→ Input material:
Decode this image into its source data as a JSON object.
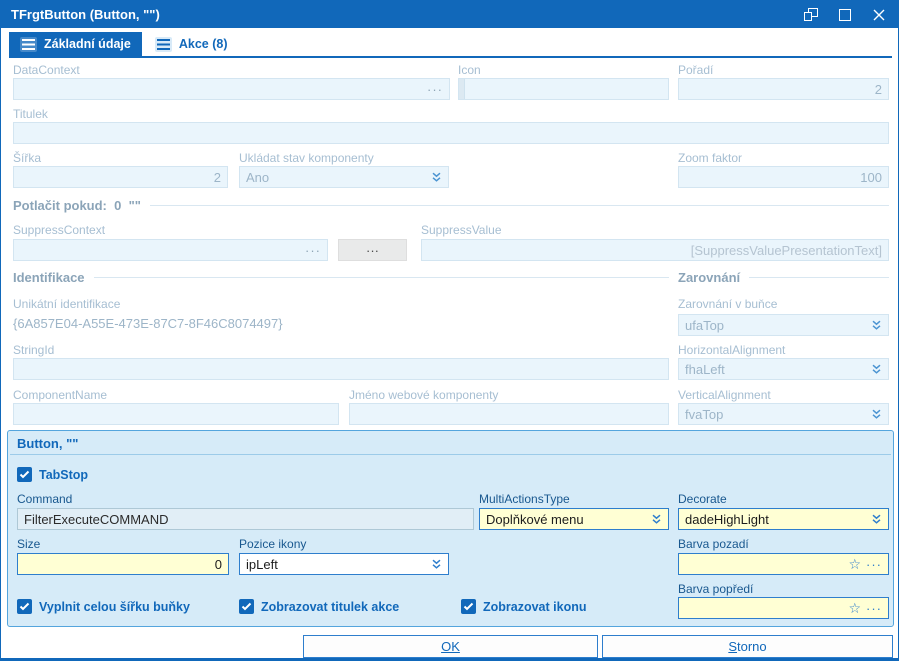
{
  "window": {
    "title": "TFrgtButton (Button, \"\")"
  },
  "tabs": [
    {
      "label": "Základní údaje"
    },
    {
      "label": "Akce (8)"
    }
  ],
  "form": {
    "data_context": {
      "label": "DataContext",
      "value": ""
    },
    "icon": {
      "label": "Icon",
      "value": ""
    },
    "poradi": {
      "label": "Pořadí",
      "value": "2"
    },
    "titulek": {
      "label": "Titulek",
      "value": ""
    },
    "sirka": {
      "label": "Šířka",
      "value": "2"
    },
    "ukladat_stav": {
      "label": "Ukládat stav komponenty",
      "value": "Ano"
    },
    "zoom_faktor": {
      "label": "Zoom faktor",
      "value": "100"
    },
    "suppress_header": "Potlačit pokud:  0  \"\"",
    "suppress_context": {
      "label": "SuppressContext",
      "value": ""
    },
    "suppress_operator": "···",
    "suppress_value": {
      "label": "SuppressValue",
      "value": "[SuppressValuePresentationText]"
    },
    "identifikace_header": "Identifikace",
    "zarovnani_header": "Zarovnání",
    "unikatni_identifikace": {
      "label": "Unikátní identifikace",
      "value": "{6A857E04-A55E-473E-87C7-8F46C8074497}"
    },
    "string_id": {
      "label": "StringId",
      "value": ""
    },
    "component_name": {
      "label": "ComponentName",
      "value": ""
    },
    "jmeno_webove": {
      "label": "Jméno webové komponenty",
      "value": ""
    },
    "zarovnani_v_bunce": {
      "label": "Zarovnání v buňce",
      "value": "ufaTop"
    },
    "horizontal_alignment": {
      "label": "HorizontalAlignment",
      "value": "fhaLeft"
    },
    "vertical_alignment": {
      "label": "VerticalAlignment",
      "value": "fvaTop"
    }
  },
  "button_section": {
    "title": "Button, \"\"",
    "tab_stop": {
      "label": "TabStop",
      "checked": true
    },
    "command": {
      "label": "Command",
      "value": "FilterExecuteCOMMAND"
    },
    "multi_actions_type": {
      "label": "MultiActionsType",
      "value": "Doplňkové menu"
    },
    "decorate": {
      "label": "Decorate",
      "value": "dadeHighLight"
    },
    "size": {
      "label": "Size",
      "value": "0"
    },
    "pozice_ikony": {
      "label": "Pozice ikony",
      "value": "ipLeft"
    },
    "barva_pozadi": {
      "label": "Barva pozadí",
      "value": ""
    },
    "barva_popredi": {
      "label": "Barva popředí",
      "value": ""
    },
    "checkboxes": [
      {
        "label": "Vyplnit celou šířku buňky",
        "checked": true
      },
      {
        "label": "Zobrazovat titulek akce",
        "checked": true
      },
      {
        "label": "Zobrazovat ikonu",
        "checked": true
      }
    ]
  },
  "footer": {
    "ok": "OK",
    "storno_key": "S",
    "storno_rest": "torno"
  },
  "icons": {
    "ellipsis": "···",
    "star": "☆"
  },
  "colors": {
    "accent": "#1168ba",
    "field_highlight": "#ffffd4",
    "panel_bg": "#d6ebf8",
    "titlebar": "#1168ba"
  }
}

→ Exercise description: Retype each line of the listing above word for word. Exclude the pictures.

→ Full solution:
Decode this image into its source data as a JSON object.
{
  "window": {
    "title": "TFrgtButton (Button, \"\")"
  },
  "tabs": [
    {
      "label": "Základní údaje"
    },
    {
      "label": "Akce (8)"
    }
  ],
  "form": {
    "data_context": {
      "label": "DataContext",
      "value": ""
    },
    "icon": {
      "label": "Icon",
      "value": ""
    },
    "poradi": {
      "label": "Pořadí",
      "value": "2"
    },
    "titulek": {
      "label": "Titulek",
      "value": ""
    },
    "sirka": {
      "label": "Šířka",
      "value": "2"
    },
    "ukladat_stav": {
      "label": "Ukládat stav komponenty",
      "value": "Ano"
    },
    "zoom_faktor": {
      "label": "Zoom faktor",
      "value": "100"
    },
    "suppress_header": "Potlačit pokud:  0  \"\"",
    "suppress_context": {
      "label": "SuppressContext",
      "value": ""
    },
    "suppress_operator": "···",
    "suppress_value": {
      "label": "SuppressValue",
      "value": "[SuppressValuePresentationText]"
    },
    "identifikace_header": "Identifikace",
    "zarovnani_header": "Zarovnání",
    "unikatni_identifikace": {
      "label": "Unikátní identifikace",
      "value": "{6A857E04-A55E-473E-87C7-8F46C8074497}"
    },
    "string_id": {
      "label": "StringId",
      "value": ""
    },
    "component_name": {
      "label": "ComponentName",
      "value": ""
    },
    "jmeno_webove": {
      "label": "Jméno webové komponenty",
      "value": ""
    },
    "zarovnani_v_bunce": {
      "label": "Zarovnání v buňce",
      "value": "ufaTop"
    },
    "horizontal_alignment": {
      "label": "HorizontalAlignment",
      "value": "fhaLeft"
    },
    "vertical_alignment": {
      "label": "VerticalAlignment",
      "value": "fvaTop"
    }
  },
  "button_section": {
    "title": "Button, \"\"",
    "tab_stop": {
      "label": "TabStop",
      "checked": true
    },
    "command": {
      "label": "Command",
      "value": "FilterExecuteCOMMAND"
    },
    "multi_actions_type": {
      "label": "MultiActionsType",
      "value": "Doplňkové menu"
    },
    "decorate": {
      "label": "Decorate",
      "value": "dadeHighLight"
    },
    "size": {
      "label": "Size",
      "value": "0"
    },
    "pozice_ikony": {
      "label": "Pozice ikony",
      "value": "ipLeft"
    },
    "barva_pozadi": {
      "label": "Barva pozadí",
      "value": ""
    },
    "barva_popredi": {
      "label": "Barva popředí",
      "value": ""
    },
    "checkboxes": [
      {
        "label": "Vyplnit celou šířku buňky",
        "checked": true
      },
      {
        "label": "Zobrazovat titulek akce",
        "checked": true
      },
      {
        "label": "Zobrazovat ikonu",
        "checked": true
      }
    ]
  },
  "footer": {
    "ok": "OK",
    "storno_key": "S",
    "storno_rest": "torno"
  },
  "icons": {
    "ellipsis": "···",
    "star": "☆"
  },
  "colors": {
    "accent": "#1168ba",
    "field_highlight": "#ffffd4",
    "panel_bg": "#d6ebf8",
    "titlebar": "#1168ba"
  }
}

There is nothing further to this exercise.